— EXERCISE REQUIREMENTS —
Using the data below, copy each line that includes the word "object".

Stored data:

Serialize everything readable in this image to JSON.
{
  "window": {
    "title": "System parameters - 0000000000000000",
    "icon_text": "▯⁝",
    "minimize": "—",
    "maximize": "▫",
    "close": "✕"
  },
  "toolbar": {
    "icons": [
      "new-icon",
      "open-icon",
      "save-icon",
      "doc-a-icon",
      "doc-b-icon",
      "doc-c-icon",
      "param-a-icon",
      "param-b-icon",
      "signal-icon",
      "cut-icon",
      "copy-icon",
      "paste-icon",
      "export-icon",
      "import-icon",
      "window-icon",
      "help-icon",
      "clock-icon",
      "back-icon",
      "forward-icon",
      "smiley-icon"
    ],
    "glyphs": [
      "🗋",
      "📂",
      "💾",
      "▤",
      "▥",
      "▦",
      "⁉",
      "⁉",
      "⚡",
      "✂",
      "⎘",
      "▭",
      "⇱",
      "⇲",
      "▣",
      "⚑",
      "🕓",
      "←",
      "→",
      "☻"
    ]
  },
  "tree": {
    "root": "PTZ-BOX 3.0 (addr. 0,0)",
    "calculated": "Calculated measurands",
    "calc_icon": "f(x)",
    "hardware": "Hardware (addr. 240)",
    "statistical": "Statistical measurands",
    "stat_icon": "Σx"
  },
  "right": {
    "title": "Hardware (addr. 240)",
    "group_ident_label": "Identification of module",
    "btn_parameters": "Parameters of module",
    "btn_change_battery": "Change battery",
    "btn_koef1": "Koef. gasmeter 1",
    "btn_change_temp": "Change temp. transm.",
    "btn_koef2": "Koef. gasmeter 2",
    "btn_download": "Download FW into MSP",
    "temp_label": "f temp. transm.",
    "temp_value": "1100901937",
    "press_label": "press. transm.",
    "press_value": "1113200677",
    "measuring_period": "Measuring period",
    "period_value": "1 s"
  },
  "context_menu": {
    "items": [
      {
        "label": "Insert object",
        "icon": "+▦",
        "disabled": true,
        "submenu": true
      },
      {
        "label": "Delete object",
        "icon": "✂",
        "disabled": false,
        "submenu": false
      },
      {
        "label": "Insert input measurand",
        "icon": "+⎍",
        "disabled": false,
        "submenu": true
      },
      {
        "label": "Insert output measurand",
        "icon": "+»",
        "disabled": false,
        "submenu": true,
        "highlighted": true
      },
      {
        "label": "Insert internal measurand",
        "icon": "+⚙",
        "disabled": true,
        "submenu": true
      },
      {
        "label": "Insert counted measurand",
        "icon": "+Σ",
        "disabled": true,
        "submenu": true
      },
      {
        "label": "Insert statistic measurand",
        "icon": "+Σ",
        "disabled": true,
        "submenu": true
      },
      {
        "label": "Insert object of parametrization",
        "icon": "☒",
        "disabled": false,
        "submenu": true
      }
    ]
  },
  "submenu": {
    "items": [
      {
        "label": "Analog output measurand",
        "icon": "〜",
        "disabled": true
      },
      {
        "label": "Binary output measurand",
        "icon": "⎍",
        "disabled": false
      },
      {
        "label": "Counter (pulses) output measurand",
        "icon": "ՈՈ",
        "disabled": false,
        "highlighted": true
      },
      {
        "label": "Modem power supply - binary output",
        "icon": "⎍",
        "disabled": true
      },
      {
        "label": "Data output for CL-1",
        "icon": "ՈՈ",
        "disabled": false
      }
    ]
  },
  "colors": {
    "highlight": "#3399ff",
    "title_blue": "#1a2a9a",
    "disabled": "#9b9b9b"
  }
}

...

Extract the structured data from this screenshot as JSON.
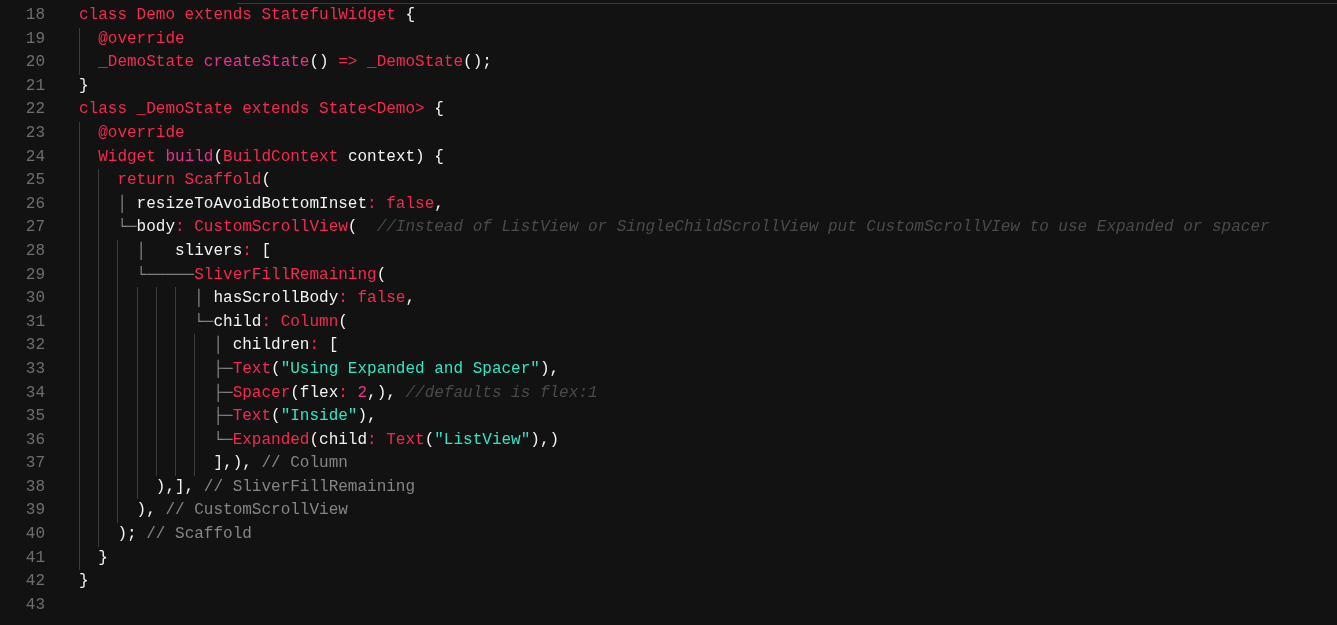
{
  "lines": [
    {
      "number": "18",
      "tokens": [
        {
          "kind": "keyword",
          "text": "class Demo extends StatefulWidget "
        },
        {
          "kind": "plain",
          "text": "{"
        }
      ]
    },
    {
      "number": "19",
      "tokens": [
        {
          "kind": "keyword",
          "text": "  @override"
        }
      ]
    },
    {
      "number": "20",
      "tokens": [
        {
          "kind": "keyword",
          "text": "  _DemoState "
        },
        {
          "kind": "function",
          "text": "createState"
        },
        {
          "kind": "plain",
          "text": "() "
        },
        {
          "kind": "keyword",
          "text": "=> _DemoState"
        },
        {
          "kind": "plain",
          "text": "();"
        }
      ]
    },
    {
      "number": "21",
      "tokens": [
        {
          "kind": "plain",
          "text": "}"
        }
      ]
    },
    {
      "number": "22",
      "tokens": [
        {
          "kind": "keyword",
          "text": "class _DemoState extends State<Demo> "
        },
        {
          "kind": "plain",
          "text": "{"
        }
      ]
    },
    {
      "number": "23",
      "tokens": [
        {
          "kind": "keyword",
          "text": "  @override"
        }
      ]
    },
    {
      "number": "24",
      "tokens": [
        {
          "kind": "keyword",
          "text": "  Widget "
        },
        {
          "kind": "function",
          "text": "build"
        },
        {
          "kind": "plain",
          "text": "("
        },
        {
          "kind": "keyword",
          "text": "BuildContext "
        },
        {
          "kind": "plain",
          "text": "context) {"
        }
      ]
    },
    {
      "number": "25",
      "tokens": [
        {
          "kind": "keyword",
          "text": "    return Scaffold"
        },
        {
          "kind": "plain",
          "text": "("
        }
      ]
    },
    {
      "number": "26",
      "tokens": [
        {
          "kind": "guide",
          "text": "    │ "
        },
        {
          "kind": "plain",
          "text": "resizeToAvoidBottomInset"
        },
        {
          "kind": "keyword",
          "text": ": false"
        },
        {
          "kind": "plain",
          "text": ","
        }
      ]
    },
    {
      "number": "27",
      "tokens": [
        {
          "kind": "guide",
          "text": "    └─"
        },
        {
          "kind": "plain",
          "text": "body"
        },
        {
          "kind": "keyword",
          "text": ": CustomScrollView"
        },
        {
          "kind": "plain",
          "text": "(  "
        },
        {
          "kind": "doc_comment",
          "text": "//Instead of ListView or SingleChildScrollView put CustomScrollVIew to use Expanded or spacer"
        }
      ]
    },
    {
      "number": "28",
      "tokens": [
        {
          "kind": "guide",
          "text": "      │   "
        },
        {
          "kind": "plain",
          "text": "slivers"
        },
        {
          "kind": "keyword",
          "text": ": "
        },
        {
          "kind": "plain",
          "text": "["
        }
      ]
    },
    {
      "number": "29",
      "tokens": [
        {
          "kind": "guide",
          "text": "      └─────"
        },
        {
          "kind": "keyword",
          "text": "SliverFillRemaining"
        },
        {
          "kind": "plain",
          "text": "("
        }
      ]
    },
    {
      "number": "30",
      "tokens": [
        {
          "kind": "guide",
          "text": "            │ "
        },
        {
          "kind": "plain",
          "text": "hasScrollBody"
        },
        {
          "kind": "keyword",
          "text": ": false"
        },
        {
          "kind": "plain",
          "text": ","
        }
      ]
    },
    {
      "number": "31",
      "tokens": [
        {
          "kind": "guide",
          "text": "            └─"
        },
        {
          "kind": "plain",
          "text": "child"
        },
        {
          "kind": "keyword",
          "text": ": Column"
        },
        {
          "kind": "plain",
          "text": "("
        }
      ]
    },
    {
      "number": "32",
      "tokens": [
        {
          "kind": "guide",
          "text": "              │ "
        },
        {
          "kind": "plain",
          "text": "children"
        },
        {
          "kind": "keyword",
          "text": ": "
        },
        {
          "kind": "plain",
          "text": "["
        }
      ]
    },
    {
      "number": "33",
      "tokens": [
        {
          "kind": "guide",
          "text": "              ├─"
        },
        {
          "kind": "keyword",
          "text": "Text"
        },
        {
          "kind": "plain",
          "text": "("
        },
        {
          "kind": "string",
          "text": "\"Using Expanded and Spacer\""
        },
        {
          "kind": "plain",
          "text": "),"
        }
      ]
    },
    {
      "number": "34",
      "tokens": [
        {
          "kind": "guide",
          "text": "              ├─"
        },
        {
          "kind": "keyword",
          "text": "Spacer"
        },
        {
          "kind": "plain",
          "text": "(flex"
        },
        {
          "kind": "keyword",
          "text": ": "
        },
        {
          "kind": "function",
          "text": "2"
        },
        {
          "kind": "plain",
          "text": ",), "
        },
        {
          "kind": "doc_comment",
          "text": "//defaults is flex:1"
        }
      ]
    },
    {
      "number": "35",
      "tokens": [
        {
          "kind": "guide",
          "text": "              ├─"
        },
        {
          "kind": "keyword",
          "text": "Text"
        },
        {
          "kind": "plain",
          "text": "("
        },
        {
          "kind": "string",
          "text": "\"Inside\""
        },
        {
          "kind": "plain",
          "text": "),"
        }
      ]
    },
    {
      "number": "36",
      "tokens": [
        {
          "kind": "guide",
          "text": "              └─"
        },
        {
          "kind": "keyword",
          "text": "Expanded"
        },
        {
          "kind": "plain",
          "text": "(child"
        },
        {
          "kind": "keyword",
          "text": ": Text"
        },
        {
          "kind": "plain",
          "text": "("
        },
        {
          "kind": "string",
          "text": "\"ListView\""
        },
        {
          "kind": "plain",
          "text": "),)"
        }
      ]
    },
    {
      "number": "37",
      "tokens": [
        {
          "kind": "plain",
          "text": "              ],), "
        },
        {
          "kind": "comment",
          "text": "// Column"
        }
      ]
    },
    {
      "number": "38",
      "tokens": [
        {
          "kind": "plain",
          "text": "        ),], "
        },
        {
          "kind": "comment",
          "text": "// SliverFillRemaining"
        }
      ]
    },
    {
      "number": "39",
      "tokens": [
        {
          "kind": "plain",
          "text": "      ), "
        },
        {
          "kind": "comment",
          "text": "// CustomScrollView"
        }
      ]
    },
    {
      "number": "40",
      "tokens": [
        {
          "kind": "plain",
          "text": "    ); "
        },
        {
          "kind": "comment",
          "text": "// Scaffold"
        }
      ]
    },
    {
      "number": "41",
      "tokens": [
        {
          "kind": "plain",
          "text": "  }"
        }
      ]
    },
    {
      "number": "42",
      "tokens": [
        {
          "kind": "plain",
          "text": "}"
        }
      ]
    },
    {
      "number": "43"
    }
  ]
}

— TASK ANSWER —
        "label": "Insert object",
        "label": "Delete object",
        "label": "Insert object of parametrization",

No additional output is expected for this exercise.